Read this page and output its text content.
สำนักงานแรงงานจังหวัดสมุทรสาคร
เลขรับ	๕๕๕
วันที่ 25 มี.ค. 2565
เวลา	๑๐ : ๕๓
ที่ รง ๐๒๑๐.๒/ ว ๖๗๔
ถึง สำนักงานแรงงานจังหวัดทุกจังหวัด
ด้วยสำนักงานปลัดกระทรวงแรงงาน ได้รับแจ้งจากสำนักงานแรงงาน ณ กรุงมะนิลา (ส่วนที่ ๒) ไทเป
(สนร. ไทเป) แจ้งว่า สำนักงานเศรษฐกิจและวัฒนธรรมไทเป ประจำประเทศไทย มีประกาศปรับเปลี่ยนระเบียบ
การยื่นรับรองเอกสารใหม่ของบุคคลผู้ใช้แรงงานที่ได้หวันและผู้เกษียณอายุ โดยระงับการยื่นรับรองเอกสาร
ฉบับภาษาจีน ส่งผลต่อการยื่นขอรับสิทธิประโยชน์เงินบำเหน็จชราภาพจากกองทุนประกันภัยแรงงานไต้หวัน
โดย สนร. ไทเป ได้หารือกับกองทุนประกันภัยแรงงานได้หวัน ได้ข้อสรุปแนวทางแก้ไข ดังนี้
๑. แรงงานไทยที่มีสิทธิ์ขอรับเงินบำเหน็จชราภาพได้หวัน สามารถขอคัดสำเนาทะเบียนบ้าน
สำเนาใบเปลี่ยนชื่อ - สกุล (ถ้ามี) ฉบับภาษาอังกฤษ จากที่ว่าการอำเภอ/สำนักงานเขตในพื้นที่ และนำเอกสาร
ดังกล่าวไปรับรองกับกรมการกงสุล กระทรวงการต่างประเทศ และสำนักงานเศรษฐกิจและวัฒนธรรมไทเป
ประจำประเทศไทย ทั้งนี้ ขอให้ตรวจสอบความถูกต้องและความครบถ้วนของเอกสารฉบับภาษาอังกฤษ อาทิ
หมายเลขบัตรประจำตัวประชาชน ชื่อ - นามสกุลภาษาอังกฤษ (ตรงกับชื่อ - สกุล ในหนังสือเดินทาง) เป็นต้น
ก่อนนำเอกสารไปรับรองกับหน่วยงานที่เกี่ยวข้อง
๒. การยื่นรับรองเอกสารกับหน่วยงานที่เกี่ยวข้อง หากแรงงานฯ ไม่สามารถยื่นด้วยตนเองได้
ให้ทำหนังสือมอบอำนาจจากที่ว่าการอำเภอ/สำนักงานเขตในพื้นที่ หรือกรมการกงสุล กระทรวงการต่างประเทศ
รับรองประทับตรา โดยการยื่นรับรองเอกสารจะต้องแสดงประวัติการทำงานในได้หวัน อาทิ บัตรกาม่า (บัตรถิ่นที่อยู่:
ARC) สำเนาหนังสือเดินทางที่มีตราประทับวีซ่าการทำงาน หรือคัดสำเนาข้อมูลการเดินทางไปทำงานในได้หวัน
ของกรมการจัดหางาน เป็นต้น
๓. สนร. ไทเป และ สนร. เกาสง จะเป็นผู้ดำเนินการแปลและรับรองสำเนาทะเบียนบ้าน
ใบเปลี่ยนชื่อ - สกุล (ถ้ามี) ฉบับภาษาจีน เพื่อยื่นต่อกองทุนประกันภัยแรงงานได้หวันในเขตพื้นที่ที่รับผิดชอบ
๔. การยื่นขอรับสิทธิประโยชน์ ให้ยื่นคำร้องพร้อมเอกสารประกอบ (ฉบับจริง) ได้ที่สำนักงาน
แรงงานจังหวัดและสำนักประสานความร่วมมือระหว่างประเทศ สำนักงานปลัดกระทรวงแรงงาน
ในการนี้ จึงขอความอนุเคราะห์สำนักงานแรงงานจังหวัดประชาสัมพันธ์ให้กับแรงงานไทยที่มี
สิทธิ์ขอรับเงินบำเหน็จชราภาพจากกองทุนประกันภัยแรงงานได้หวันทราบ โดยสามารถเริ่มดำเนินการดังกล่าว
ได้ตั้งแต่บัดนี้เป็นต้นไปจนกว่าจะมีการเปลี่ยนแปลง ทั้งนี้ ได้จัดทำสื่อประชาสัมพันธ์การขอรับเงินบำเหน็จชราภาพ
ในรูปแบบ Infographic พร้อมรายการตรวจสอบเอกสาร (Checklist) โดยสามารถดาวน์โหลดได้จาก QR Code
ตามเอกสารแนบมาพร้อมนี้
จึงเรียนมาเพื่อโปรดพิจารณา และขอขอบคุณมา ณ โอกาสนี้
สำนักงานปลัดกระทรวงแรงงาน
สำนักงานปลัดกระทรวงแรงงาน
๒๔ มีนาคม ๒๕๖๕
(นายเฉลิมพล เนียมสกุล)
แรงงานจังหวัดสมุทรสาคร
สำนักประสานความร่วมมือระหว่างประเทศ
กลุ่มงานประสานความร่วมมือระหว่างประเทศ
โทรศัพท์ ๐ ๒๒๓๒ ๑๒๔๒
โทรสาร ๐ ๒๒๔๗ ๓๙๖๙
================================
Collect from the data above every line that includes "ประจำประเทศไทย".

RESULT OF THE TASK
(สนร. ไทเป) แจ้งว่า สำนักงานเศรษฐกิจและวัฒนธรรมไทเป ประจำประเทศไทย มีประกาศปรับเปลี่ยนระเบียบ
ประจำประเทศไทย ทั้งนี้ ขอให้ตรวจสอบความถูกต้องและความครบถ้วนของเอกสารฉบับภาษาอังกฤษ อาทิ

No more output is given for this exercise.